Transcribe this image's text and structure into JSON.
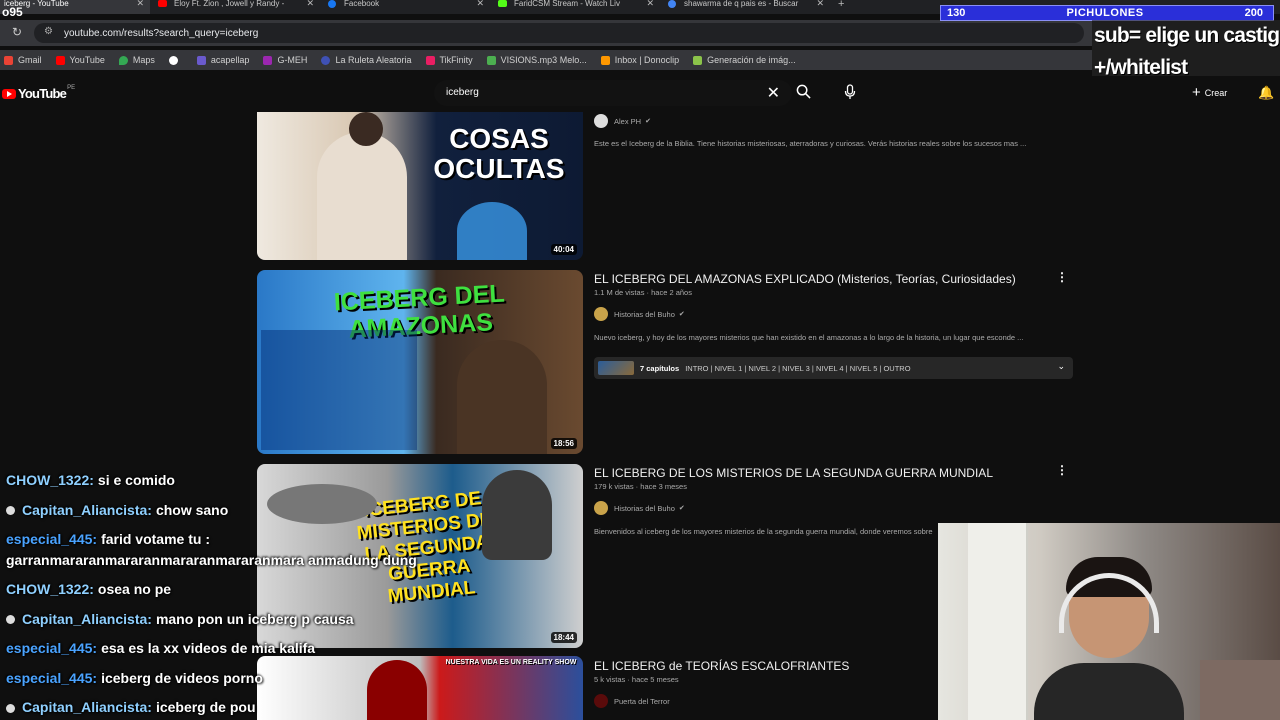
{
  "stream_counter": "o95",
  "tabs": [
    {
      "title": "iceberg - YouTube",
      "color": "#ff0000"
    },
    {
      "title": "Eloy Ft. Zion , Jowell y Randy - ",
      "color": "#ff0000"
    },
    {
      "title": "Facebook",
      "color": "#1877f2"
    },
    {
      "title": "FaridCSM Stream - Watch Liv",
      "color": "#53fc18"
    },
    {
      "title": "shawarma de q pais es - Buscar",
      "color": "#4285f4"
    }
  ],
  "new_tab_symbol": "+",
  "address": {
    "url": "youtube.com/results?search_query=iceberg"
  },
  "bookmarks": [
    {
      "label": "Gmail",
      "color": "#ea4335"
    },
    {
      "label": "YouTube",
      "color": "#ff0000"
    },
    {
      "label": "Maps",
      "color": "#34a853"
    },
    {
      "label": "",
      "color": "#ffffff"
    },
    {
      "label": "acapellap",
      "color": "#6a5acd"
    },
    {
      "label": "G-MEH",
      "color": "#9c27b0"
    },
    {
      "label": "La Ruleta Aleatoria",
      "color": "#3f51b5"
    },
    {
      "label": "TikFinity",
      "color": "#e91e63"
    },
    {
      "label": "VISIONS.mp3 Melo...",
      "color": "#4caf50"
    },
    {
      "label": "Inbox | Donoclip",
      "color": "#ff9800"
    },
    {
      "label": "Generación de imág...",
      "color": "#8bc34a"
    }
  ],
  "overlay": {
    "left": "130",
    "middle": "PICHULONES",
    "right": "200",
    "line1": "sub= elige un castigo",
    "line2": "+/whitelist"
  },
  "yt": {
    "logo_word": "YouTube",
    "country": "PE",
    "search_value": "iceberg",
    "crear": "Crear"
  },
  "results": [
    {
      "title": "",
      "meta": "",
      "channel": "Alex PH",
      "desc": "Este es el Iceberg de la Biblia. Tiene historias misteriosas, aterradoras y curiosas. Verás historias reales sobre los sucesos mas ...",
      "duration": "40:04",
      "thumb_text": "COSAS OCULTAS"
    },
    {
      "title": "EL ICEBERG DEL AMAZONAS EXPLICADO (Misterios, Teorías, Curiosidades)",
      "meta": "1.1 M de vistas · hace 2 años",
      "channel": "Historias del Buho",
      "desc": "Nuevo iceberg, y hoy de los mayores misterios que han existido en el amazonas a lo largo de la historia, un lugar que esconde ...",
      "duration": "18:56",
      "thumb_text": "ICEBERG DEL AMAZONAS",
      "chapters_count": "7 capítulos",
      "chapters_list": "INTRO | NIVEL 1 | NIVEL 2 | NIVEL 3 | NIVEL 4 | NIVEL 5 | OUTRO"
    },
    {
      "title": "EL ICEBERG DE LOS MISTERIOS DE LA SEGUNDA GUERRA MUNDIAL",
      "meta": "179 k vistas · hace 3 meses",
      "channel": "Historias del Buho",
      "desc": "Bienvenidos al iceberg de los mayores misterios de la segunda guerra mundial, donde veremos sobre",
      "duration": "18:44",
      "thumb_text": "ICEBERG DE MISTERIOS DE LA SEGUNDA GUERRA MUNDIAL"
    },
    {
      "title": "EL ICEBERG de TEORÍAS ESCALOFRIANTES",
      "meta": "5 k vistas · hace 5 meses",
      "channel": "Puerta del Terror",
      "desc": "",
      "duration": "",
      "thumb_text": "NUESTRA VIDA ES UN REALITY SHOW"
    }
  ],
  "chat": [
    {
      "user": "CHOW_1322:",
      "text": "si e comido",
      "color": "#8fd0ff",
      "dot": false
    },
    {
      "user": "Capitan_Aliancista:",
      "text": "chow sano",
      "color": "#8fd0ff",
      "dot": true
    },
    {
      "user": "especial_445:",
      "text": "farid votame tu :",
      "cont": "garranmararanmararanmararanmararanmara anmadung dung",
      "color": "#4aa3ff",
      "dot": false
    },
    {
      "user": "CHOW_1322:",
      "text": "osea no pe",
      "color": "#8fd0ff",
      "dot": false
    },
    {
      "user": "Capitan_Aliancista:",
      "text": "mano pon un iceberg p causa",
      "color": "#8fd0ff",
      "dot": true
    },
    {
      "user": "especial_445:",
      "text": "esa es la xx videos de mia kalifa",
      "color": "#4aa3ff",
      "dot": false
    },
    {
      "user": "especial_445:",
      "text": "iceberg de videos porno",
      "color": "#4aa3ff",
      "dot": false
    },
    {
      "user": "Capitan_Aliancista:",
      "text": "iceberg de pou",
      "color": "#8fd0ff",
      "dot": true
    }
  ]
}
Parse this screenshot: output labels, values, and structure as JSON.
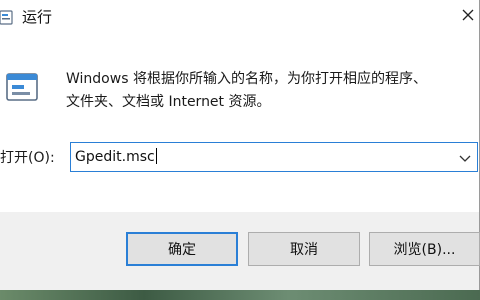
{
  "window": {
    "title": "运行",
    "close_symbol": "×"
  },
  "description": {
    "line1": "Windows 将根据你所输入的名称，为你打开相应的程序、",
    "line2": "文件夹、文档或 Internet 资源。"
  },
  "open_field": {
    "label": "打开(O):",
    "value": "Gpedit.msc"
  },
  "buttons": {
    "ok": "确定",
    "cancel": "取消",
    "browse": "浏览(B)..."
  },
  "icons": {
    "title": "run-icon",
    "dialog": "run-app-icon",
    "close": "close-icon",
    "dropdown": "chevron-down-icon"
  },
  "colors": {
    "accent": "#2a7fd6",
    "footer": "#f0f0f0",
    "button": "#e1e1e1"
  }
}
====
Verbatim reproduction of every record is required; images are left out.

Transcribe this image's text and structure into JSON.
{
  "stream_counter": "o95",
  "tabs": [
    {
      "title": "iceberg - YouTube",
      "color": "#ff0000"
    },
    {
      "title": "Eloy Ft. Zion , Jowell y Randy - ",
      "color": "#ff0000"
    },
    {
      "title": "Facebook",
      "color": "#1877f2"
    },
    {
      "title": "FaridCSM Stream - Watch Liv",
      "color": "#53fc18"
    },
    {
      "title": "shawarma de q pais es - Buscar",
      "color": "#4285f4"
    }
  ],
  "new_tab_symbol": "+",
  "address": {
    "url": "youtube.com/results?search_query=iceberg"
  },
  "bookmarks": [
    {
      "label": "Gmail",
      "color": "#ea4335"
    },
    {
      "label": "YouTube",
      "color": "#ff0000"
    },
    {
      "label": "Maps",
      "color": "#34a853"
    },
    {
      "label": "",
      "color": "#ffffff"
    },
    {
      "label": "acapellap",
      "color": "#6a5acd"
    },
    {
      "label": "G-MEH",
      "color": "#9c27b0"
    },
    {
      "label": "La Ruleta Aleatoria",
      "color": "#3f51b5"
    },
    {
      "label": "TikFinity",
      "color": "#e91e63"
    },
    {
      "label": "VISIONS.mp3 Melo...",
      "color": "#4caf50"
    },
    {
      "label": "Inbox | Donoclip",
      "color": "#ff9800"
    },
    {
      "label": "Generación de imág...",
      "color": "#8bc34a"
    }
  ],
  "overlay": {
    "left": "130",
    "middle": "PICHULONES",
    "right": "200",
    "line1": "sub= elige un castigo",
    "line2": "+/whitelist"
  },
  "yt": {
    "logo_word": "YouTube",
    "country": "PE",
    "search_value": "iceberg",
    "crear": "Crear"
  },
  "results": [
    {
      "title": "",
      "meta": "",
      "channel": "Alex PH",
      "desc": "Este es el Iceberg de la Biblia. Tiene historias misteriosas, aterradoras y curiosas. Verás historias reales sobre los sucesos mas ...",
      "duration": "40:04",
      "thumb_text": "COSAS OCULTAS"
    },
    {
      "title": "EL ICEBERG DEL AMAZONAS EXPLICADO (Misterios, Teorías, Curiosidades)",
      "meta": "1.1 M de vistas · hace 2 años",
      "channel": "Historias del Buho",
      "desc": "Nuevo iceberg, y hoy de los mayores misterios que han existido en el amazonas a lo largo de la historia, un lugar que esconde ...",
      "duration": "18:56",
      "thumb_text": "ICEBERG DEL AMAZONAS",
      "chapters_count": "7 capítulos",
      "chapters_list": "INTRO | NIVEL 1 | NIVEL 2 | NIVEL 3 | NIVEL 4 | NIVEL 5 | OUTRO"
    },
    {
      "title": "EL ICEBERG DE LOS MISTERIOS DE LA SEGUNDA GUERRA MUNDIAL",
      "meta": "179 k vistas · hace 3 meses",
      "channel": "Historias del Buho",
      "desc": "Bienvenidos al iceberg de los mayores misterios de la segunda guerra mundial, donde veremos sobre",
      "duration": "18:44",
      "thumb_text": "ICEBERG DE MISTERIOS DE LA SEGUNDA GUERRA MUNDIAL"
    },
    {
      "title": "EL ICEBERG de TEORÍAS ESCALOFRIANTES",
      "meta": "5 k vistas · hace 5 meses",
      "channel": "Puerta del Terror",
      "desc": "",
      "duration": "",
      "thumb_text": "NUESTRA VIDA ES UN REALITY SHOW"
    }
  ],
  "chat": [
    {
      "user": "CHOW_1322:",
      "text": "si e comido",
      "color": "#8fd0ff",
      "dot": false
    },
    {
      "user": "Capitan_Aliancista:",
      "text": "chow sano",
      "color": "#8fd0ff",
      "dot": true
    },
    {
      "user": "especial_445:",
      "text": "farid votame tu :",
      "cont": "garranmararanmararanmararanmararanmara anmadung dung",
      "color": "#4aa3ff",
      "dot": false
    },
    {
      "user": "CHOW_1322:",
      "text": "osea no pe",
      "color": "#8fd0ff",
      "dot": false
    },
    {
      "user": "Capitan_Aliancista:",
      "text": "mano pon un iceberg p causa",
      "color": "#8fd0ff",
      "dot": true
    },
    {
      "user": "especial_445:",
      "text": "esa es la xx videos de mia kalifa",
      "color": "#4aa3ff",
      "dot": false
    },
    {
      "user": "especial_445:",
      "text": "iceberg de videos porno",
      "color": "#4aa3ff",
      "dot": false
    },
    {
      "user": "Capitan_Aliancista:",
      "text": "iceberg de pou",
      "color": "#8fd0ff",
      "dot": true
    }
  ]
}
Parse this screenshot: output labels, values, and structure as JSON.
{
  "window": {
    "title": "运行",
    "close_symbol": "×"
  },
  "description": {
    "line1": "Windows 将根据你所输入的名称，为你打开相应的程序、",
    "line2": "文件夹、文档或 Internet 资源。"
  },
  "open_field": {
    "label": "打开(O):",
    "value": "Gpedit.msc"
  },
  "buttons": {
    "ok": "确定",
    "cancel": "取消",
    "browse": "浏览(B)..."
  },
  "icons": {
    "title": "run-icon",
    "dialog": "run-app-icon",
    "close": "close-icon",
    "dropdown": "chevron-down-icon"
  },
  "colors": {
    "accent": "#2a7fd6",
    "footer": "#f0f0f0",
    "button": "#e1e1e1"
  }
}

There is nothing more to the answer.